### What you have to do
Look through the listing below and report how many lines contain "ylabel", as a bare number.

### Records supplied
+++

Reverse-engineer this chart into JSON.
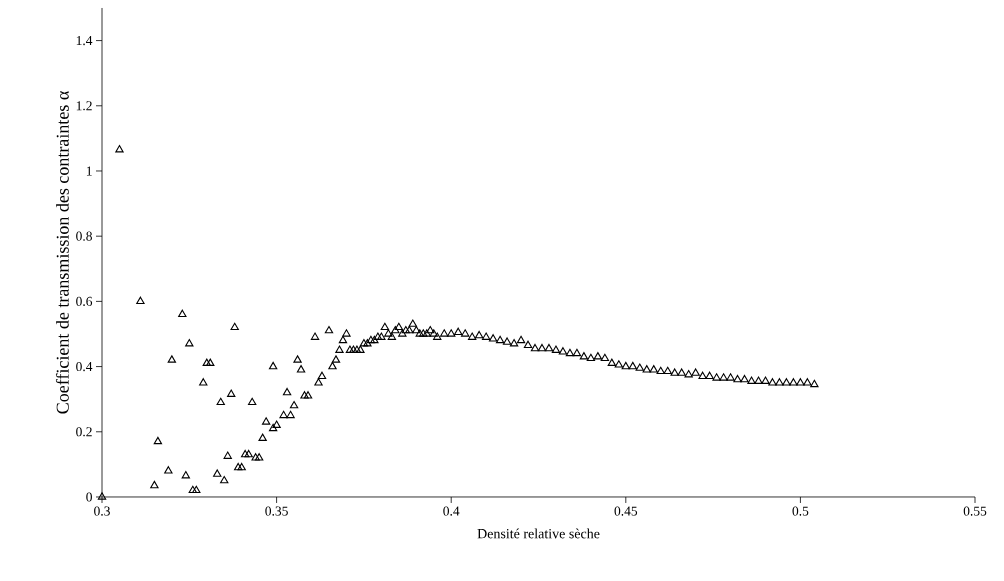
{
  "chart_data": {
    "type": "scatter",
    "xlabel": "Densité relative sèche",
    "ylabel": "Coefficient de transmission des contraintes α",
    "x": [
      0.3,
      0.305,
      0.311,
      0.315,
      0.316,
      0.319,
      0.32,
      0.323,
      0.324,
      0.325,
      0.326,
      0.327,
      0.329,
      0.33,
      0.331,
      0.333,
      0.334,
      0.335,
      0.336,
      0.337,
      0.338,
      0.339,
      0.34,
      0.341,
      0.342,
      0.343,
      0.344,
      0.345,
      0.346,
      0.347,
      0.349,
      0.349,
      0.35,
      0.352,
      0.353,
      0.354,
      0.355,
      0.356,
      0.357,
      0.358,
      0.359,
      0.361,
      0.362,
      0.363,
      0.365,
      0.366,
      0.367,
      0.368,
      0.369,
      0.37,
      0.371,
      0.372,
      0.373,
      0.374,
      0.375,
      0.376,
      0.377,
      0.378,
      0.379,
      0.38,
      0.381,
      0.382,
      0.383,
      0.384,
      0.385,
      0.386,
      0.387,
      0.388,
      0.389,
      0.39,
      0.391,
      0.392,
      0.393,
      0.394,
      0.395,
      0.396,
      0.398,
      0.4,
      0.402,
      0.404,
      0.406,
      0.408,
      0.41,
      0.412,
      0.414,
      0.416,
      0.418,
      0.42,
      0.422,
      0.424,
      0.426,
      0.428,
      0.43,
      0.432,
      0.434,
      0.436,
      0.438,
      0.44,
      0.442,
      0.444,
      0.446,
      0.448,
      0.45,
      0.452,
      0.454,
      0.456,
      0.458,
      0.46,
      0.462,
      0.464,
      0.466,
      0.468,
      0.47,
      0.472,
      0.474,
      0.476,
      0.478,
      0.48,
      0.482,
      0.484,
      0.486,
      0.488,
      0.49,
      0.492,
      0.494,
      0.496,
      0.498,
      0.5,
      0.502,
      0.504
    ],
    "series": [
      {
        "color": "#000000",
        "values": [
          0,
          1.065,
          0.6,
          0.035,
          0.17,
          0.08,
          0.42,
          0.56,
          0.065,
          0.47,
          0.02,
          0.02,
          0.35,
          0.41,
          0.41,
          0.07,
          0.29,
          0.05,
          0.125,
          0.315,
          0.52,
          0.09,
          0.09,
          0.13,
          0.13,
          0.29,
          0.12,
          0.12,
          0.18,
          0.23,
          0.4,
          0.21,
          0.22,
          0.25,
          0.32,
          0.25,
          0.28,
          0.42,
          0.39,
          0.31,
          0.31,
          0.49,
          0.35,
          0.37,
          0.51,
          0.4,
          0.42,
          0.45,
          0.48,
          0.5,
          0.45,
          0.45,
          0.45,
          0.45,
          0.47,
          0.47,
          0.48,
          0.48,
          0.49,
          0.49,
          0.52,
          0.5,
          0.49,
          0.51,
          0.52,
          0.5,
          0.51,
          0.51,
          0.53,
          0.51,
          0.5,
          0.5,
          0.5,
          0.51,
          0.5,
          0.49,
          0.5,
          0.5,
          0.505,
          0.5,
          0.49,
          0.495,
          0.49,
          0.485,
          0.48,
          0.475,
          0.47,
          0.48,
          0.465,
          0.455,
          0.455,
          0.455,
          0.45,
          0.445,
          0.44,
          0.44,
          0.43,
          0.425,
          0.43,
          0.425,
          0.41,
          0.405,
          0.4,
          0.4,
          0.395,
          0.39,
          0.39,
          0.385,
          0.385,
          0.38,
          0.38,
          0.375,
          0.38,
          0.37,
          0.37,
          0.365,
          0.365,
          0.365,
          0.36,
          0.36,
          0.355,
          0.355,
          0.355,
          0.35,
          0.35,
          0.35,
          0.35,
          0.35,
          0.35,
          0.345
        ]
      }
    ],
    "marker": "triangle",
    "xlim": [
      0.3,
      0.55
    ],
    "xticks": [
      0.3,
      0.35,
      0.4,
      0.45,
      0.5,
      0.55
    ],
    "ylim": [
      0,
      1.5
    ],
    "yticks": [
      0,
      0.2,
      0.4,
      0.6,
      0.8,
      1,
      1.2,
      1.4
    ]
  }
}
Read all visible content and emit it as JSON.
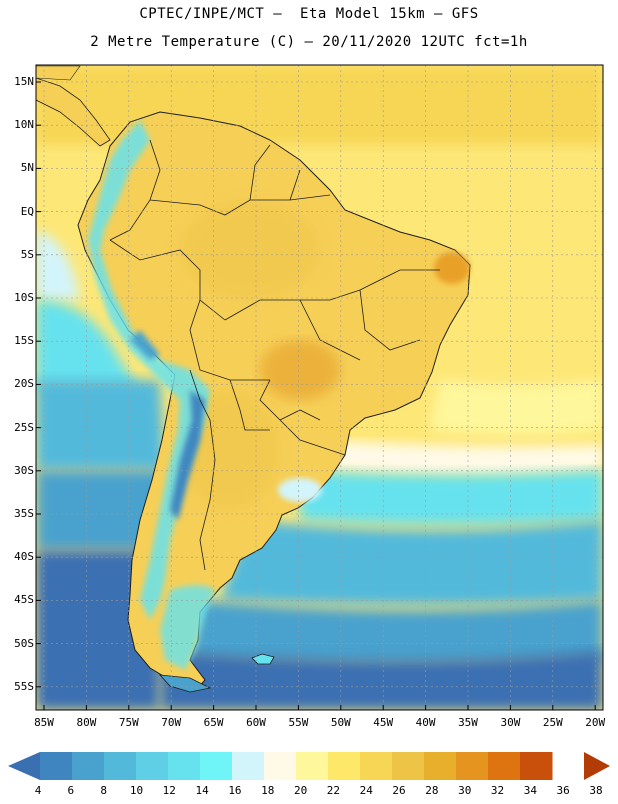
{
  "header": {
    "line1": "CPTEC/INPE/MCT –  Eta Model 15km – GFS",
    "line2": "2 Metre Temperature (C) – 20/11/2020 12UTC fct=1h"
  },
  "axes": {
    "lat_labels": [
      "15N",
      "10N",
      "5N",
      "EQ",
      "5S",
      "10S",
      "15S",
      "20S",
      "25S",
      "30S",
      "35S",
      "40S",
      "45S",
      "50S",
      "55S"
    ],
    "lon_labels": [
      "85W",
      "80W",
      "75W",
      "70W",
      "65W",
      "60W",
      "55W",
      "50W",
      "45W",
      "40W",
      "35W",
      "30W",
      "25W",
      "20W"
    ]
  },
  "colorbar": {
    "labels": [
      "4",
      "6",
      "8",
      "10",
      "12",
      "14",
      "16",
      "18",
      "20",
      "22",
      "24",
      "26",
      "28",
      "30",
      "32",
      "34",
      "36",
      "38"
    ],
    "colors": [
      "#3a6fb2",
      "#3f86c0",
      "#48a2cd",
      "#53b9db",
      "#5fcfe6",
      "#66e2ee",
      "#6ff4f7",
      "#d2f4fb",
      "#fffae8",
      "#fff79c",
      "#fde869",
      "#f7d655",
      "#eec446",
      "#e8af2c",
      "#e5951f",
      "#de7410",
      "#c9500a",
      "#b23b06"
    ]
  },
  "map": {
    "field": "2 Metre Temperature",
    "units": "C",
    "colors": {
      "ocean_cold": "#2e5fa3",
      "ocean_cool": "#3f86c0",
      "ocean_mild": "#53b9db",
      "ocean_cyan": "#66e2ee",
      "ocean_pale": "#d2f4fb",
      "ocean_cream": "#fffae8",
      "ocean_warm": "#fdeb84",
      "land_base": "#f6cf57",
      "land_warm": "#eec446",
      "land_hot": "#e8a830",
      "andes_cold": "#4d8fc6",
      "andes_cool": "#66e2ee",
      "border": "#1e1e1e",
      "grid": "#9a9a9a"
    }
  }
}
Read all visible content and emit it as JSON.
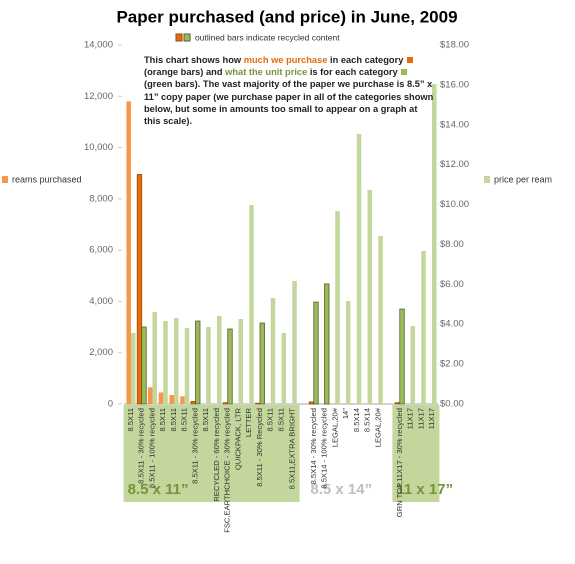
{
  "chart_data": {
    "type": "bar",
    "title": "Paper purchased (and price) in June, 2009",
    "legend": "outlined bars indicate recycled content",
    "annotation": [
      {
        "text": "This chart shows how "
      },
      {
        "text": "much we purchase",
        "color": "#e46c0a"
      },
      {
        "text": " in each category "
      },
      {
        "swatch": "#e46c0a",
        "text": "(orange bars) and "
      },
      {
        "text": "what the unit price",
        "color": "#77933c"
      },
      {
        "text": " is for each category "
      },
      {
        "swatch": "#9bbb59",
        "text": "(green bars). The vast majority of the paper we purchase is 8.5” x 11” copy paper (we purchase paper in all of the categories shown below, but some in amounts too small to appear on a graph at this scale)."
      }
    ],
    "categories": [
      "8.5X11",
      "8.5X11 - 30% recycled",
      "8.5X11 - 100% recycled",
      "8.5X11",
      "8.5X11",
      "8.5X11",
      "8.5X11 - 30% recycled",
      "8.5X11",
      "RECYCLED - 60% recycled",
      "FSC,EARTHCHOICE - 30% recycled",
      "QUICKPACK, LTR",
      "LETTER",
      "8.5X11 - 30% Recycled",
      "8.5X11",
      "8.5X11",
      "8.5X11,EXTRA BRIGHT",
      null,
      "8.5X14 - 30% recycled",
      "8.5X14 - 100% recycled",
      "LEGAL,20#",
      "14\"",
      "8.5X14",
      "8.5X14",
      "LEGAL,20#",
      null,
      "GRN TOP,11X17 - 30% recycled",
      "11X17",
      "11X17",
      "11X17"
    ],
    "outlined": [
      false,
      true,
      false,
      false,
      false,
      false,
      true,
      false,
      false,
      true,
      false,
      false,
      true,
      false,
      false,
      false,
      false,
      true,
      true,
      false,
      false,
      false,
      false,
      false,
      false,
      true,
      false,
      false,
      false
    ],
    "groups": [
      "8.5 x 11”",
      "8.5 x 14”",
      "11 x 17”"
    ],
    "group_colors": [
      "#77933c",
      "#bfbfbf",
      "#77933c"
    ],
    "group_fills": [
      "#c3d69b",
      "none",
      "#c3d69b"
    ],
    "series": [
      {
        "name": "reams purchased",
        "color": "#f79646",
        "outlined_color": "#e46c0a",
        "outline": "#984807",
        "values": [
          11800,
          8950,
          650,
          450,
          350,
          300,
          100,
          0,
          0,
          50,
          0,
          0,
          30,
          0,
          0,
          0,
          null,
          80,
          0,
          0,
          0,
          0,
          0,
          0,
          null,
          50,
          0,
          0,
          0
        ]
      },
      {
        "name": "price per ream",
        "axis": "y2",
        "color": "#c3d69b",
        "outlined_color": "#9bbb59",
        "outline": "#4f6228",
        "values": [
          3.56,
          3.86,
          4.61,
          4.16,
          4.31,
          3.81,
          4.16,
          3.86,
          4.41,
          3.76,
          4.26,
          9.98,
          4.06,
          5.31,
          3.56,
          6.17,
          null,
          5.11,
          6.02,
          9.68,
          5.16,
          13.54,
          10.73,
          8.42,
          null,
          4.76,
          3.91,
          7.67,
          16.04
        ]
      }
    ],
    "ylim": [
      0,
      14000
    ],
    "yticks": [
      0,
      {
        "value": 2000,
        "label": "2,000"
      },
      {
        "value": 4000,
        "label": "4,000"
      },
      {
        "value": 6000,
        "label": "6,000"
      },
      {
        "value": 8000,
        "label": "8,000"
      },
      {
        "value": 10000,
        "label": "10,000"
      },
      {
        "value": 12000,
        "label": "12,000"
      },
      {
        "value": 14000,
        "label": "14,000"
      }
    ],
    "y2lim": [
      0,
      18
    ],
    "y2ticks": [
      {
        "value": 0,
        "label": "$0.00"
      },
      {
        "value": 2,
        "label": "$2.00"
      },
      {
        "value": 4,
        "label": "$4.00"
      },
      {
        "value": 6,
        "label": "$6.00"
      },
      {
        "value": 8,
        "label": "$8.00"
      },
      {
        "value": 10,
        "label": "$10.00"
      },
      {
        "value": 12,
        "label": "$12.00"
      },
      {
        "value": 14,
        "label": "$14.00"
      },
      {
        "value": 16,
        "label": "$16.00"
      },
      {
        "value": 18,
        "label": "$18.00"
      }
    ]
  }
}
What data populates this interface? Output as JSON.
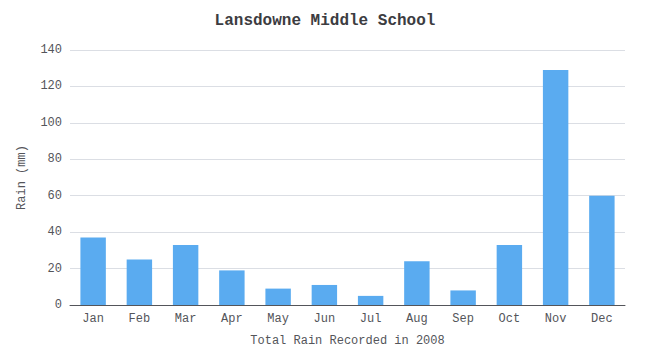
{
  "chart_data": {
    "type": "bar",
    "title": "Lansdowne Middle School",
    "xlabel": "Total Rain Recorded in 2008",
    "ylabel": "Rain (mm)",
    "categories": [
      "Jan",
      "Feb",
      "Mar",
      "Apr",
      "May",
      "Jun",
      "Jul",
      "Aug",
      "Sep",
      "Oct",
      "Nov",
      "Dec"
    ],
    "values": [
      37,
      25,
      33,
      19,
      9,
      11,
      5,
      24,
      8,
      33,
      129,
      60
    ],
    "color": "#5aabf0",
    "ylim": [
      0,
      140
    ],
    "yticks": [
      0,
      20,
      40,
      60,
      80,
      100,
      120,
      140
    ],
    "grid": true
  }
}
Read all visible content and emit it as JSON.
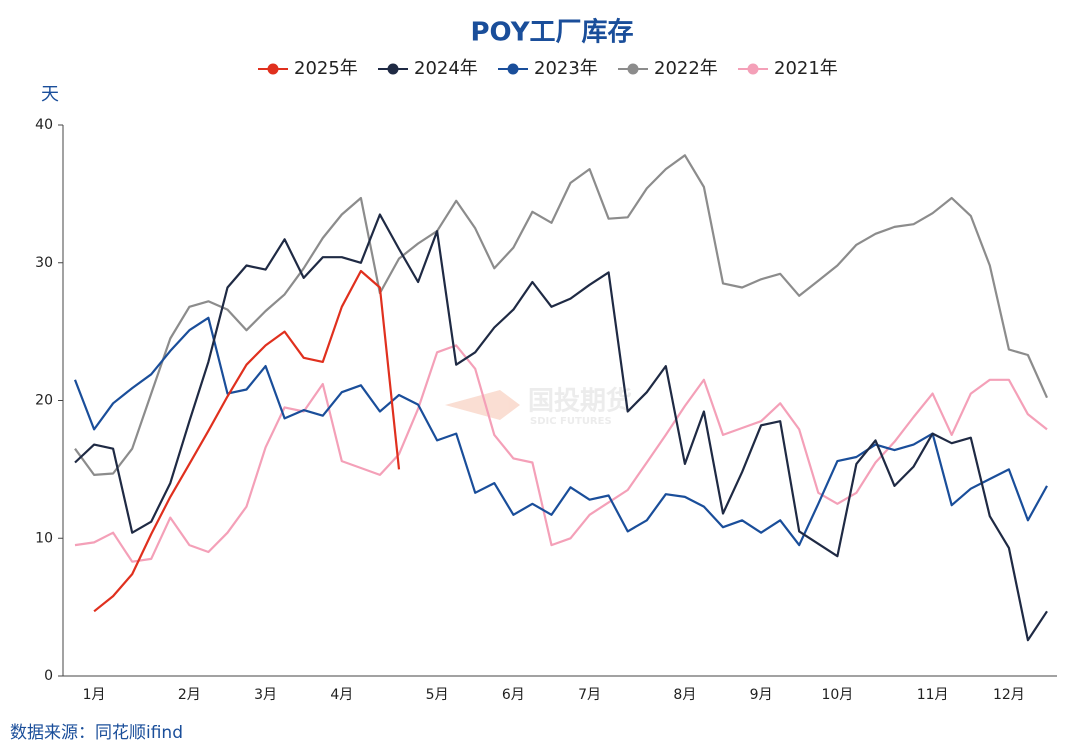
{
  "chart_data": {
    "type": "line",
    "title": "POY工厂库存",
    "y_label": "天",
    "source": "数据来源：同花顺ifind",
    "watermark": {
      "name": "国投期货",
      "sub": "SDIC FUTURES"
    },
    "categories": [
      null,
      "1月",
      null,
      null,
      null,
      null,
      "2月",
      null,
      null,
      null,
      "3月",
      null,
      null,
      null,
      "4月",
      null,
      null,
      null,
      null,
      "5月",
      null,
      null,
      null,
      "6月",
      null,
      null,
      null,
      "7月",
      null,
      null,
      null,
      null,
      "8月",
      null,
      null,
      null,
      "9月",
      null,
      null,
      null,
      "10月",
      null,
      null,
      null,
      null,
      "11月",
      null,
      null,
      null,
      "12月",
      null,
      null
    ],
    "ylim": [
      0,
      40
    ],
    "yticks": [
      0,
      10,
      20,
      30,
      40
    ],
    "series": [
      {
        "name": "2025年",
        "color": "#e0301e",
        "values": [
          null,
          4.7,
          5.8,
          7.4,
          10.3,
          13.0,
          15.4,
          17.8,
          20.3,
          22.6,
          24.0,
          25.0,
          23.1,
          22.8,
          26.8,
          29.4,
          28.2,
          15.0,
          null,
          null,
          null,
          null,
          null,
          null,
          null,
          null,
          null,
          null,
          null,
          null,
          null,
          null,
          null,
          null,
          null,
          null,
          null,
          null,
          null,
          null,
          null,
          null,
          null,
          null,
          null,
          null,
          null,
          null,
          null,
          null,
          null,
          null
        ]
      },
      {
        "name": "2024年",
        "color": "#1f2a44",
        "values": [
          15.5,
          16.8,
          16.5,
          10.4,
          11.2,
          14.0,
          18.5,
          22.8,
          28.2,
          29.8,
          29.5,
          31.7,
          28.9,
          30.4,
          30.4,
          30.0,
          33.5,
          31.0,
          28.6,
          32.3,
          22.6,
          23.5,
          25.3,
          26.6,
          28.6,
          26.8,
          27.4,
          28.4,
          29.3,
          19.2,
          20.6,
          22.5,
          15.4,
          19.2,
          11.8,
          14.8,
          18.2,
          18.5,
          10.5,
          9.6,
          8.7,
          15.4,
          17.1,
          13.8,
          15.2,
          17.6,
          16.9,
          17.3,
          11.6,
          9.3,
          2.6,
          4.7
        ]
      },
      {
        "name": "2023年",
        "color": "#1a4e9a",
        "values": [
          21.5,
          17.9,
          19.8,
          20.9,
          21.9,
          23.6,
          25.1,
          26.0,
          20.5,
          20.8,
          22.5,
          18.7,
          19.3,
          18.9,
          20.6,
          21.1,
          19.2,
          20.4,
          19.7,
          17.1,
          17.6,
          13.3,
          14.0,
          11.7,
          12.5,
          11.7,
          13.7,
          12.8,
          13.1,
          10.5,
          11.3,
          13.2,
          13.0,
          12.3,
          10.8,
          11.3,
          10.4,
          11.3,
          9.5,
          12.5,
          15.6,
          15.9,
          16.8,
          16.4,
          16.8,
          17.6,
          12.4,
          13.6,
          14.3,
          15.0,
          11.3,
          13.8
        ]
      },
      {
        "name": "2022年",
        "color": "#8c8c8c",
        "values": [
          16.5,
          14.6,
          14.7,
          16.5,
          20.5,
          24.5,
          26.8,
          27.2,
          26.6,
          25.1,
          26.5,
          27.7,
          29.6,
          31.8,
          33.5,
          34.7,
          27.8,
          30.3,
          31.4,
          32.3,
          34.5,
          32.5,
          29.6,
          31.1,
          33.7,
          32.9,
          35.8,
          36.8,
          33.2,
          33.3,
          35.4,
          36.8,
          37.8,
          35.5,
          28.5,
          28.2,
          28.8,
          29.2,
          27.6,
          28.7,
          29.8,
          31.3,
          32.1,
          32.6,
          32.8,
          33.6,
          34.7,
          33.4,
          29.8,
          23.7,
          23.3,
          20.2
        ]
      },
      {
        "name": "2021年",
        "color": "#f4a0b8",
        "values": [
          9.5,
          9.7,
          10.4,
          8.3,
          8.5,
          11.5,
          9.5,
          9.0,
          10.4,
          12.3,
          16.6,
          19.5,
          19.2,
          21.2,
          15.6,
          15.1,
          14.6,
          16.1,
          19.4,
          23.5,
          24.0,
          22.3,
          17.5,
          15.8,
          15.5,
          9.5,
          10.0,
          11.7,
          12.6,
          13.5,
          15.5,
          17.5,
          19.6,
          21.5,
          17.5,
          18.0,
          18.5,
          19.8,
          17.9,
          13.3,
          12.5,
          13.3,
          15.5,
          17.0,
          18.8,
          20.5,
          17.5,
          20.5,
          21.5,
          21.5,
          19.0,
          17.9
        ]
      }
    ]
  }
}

+++

### Solved problem
2